Le paure degli italiani

Descritte e analizzate in un pamphlet sintetico, da un importante storico delle imprese italiane.



[ZEUS News - www.zeusnews.it - 20-05-2004]

Dopo i saggi lucidi e disarmanti di Massimo Mucchetti, Luciano Gallino, Riccardo Petrini, Giuseppe Turani sul declino economico, imprenditoriale, sociale e culturale dell'Italia di questi primi anni 2000 arriva "Le Paure degli Italiani", scritto dal più importante storico delle imprese italiane, Valerio Castronovo, ed edito da Rizzoli.

Si tratta di un pamphlet che ha il dono della sintesi e quello della completezza, tutto incentrato sulle paura degli italiani, approdati, finalmente, all'agognato ceto medio, il centro propulsore delle moderne società occidentali, che la crisi economica possa sprofondarli nella povertà o, comunque, nell'incertezza e nella precarietà.

Sentimenti che producono paura di cambiare e di investire, di lavorare e rischiare, e quindi di accelerare e aggravare con questo atteggiamento psicologico e morale le dinamiche già in atto di tipo economico che conducono verso il declino.

Innanzitutto il ceto medio ha dimensioni, comunque, inferiori a quelle di altri Paesi a noi simili per reddito e struttura economica: secondo un'indagine condotta dall'European Foundation e dal Censis quanti svolgono in Italia particolari mansioni come impiegati di concetto e funzionari non sono più del 47% del personale dipendente, dieci punto in meno rispetto alla media europea.

Non solo: i lavoratori appartenenti alle categorie "scientifiche e creative" sono nel nostro Paese non più del 13% contro il 30% della media dell'Unione Europea.

La causa principale è l'inefficienza del nostro sistema universitario in cui si spende solo l'0,8% del Pil, circa 10 miliardi di euro, contro i 15 della media europea.

Lavoro richiesto –
• a. Secondo il brano fornito, quale casa editrice ha pubblicato "Le Paure degli Italiani"?
• b. Ricopia dal brano fornito il passo che comincia con "Si tratta di" e prosegue fino a "verso il declino.".

Dati mostrati –

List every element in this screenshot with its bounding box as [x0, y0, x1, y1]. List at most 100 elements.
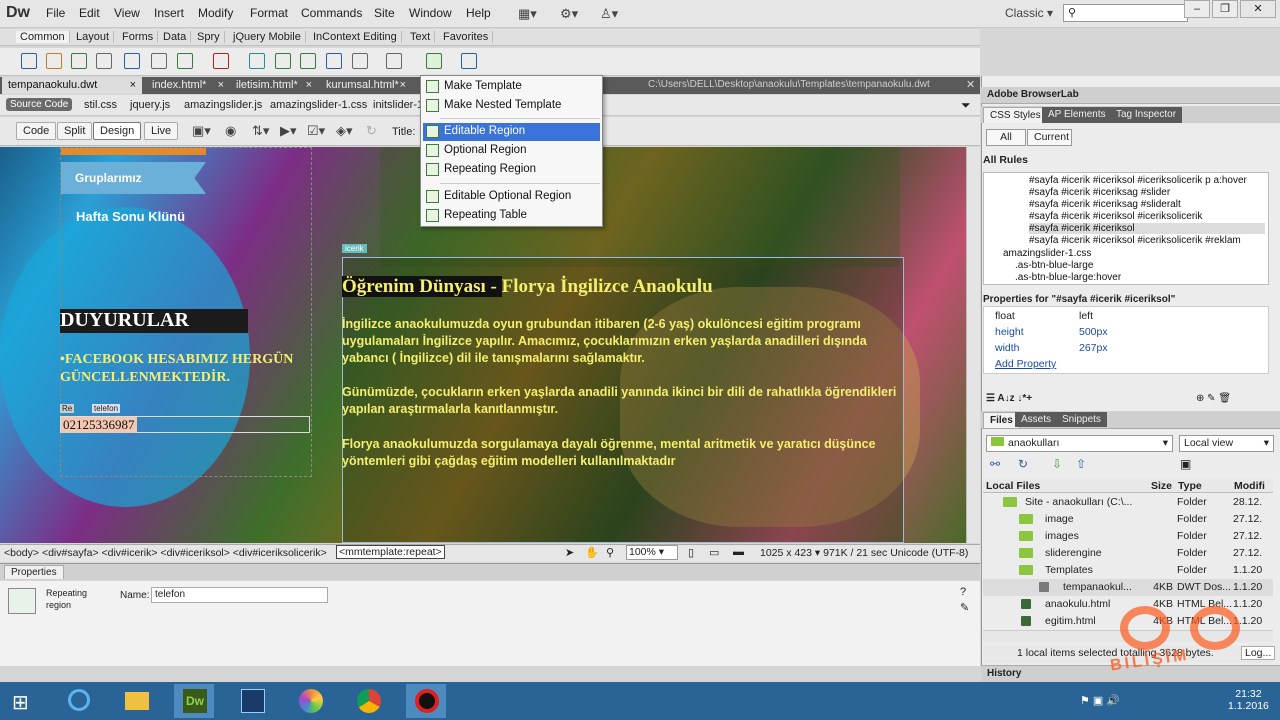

Risultati dei compiti –
• a. Rizzoli.

• b.
Si tratta di un pamphlet che ha il dono della sintesi e quello della completezza, tutto incentrato sulle paura degli italiani, approdati, finalmente, all'agognato ceto medio, il centro propulsore delle moderne società occidentali, che la crisi economica possa sprofondarli nella povertà o, comunque, nell'incertezza e nella precarietà.

Sentimenti che producono paura di cambiare e di investire, di lavorare e rischiare, e quindi di accelerare e aggravare con questo atteggiamento psicologico e morale le dinamiche già in atto di tipo economico che conducono verso il declino.